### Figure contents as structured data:
======
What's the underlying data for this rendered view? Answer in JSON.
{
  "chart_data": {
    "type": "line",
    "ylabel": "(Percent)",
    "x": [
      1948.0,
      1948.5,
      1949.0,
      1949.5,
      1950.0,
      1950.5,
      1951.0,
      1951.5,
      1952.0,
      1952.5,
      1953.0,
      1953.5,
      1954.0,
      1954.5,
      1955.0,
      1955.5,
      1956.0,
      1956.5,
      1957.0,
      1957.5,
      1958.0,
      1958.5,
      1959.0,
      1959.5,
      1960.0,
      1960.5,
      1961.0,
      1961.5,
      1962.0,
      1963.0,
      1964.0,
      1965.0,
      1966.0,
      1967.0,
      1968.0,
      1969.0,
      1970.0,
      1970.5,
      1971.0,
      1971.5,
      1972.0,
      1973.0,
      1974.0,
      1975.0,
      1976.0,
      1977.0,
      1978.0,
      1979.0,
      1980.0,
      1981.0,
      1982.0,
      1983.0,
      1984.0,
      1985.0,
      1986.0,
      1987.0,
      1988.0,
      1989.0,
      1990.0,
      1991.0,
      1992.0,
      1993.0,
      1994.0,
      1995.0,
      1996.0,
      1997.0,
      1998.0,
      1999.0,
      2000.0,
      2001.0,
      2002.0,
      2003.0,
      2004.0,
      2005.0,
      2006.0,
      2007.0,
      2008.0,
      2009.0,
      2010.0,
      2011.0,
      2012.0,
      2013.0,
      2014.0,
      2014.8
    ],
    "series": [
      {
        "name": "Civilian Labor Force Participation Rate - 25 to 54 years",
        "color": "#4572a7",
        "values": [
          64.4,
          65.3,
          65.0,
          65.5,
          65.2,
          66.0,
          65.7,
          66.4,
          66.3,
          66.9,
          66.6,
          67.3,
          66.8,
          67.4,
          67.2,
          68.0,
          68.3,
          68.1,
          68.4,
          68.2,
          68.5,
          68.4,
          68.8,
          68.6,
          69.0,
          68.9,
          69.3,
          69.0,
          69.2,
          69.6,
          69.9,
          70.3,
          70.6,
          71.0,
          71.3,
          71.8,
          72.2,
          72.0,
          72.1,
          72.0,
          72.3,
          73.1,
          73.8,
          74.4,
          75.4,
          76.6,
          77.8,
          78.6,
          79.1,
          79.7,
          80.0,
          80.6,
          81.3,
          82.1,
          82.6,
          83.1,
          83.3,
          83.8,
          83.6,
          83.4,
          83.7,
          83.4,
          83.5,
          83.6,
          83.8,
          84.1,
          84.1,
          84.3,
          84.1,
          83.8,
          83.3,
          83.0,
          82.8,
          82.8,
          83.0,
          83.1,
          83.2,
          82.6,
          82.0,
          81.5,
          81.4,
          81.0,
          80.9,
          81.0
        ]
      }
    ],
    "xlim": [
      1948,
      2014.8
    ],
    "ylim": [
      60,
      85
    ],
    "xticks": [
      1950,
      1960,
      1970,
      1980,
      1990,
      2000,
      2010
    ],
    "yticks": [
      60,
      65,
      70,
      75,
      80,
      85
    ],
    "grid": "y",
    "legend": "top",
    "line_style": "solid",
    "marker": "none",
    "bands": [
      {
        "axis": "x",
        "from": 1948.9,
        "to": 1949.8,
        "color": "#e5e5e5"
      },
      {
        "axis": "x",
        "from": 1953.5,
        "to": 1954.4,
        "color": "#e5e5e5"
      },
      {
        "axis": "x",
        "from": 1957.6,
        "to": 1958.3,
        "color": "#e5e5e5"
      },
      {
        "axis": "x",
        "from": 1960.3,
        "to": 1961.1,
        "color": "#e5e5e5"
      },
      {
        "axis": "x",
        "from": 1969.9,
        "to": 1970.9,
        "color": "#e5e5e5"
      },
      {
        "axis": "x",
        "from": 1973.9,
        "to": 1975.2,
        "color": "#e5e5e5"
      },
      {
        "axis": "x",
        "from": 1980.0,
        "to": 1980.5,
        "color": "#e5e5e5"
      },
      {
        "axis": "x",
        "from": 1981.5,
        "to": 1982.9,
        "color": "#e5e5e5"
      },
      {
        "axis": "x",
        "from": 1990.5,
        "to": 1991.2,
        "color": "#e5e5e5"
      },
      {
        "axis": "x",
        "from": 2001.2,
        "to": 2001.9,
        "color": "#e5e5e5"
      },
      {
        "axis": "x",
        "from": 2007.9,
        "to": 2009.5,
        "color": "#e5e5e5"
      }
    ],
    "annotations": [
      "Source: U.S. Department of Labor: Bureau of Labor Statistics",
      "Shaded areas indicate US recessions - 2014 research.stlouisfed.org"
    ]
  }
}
======
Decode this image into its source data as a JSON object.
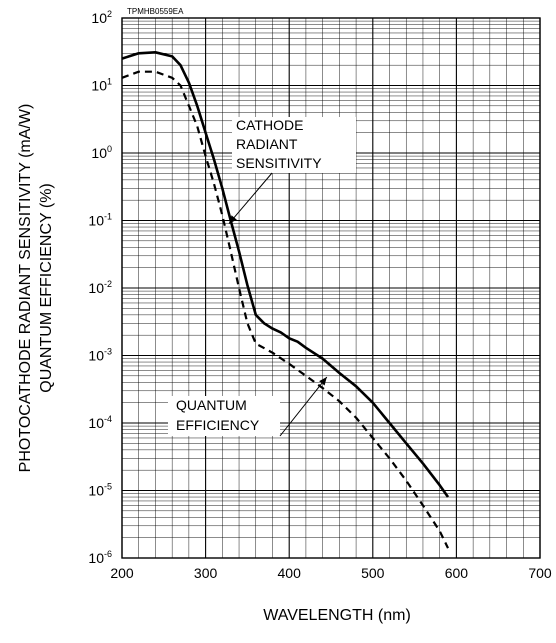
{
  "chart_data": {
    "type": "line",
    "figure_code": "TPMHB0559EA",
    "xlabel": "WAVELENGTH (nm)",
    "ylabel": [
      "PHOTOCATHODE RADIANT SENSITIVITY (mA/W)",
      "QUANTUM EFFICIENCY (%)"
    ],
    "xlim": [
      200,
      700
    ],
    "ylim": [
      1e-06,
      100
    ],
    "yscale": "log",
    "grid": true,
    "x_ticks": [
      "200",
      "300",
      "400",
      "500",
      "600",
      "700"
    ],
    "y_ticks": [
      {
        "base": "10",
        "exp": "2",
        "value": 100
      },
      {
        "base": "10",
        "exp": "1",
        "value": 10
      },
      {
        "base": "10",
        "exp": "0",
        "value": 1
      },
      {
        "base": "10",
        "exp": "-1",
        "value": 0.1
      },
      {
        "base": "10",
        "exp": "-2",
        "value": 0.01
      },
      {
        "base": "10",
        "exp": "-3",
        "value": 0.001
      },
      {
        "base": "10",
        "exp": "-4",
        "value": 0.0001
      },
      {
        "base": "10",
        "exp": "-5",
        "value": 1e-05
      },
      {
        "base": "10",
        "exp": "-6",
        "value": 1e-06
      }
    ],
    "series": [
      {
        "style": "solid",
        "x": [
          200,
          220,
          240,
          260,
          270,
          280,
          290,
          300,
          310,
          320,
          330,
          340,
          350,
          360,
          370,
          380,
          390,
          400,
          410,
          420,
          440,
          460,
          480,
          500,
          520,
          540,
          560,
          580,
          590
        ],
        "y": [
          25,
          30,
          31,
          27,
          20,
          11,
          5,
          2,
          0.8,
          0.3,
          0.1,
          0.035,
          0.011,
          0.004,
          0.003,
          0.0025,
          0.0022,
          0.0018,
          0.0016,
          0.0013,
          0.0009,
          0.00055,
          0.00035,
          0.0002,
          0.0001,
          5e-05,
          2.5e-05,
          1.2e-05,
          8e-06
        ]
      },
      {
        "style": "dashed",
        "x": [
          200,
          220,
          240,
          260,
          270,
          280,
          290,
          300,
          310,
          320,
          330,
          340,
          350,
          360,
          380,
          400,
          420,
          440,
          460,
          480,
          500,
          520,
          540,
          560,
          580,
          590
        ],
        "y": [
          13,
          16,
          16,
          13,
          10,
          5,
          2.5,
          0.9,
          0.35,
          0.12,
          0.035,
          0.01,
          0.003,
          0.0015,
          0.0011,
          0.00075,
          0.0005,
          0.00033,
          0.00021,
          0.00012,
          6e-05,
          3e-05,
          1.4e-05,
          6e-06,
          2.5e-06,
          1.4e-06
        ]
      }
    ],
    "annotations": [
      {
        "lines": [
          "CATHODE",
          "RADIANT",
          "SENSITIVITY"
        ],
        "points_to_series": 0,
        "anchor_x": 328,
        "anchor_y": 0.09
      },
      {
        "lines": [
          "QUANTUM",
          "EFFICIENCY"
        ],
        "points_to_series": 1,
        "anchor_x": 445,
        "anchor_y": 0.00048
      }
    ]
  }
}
======
Count the lines in the records above that contain the word "JSON", and reply with only that number.

### Correct result:
2